Written request: Give only the number of lines that include the string "Stak".

— START Provided material —

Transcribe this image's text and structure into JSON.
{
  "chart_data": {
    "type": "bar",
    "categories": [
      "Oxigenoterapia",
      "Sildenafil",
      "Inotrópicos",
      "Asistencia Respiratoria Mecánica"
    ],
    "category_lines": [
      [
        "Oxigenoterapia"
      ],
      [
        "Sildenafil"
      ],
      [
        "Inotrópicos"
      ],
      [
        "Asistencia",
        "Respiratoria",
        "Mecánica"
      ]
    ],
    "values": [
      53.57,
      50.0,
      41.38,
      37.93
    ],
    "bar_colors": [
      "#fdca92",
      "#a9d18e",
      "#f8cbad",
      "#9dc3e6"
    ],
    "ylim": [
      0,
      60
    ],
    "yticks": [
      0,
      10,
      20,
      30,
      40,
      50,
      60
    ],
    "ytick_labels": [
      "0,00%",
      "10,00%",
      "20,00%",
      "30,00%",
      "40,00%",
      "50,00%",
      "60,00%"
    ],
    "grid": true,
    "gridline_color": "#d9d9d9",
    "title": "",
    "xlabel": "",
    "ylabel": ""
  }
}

— END Provided material —
— START Provided material —

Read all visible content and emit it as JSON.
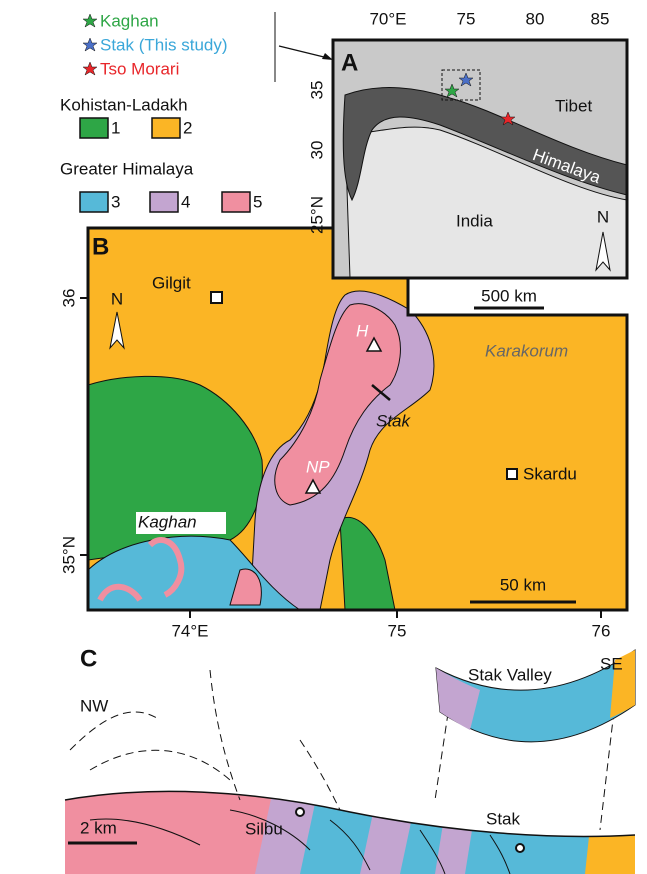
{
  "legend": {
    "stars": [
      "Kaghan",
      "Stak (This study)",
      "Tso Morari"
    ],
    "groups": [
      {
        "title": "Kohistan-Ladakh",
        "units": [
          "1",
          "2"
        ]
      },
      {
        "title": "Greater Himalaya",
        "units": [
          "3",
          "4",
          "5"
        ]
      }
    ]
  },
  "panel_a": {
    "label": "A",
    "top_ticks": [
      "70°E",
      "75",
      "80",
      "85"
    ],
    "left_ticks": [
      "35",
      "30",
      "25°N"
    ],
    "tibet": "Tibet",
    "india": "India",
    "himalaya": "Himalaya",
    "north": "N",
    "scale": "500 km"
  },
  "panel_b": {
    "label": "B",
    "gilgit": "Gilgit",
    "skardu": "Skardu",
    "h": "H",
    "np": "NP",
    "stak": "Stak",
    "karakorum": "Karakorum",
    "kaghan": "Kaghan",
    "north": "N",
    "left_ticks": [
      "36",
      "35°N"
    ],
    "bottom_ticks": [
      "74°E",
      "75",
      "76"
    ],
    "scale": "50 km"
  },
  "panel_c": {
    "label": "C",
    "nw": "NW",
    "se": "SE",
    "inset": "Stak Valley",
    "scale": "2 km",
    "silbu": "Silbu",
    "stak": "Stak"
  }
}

— END Provided material —
— START Provided material —

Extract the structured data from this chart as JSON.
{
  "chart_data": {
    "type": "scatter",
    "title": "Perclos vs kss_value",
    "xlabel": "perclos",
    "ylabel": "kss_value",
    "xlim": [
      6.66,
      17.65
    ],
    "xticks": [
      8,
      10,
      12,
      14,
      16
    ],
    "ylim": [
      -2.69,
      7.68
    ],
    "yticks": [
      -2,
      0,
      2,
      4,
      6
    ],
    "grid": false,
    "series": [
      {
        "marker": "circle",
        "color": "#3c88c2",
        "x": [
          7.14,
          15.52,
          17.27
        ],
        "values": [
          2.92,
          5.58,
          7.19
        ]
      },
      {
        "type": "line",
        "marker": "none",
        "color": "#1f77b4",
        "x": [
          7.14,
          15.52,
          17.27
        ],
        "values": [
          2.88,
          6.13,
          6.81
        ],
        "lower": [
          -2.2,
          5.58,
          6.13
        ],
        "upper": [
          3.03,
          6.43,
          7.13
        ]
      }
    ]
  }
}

— END Provided material —

Task answer: 4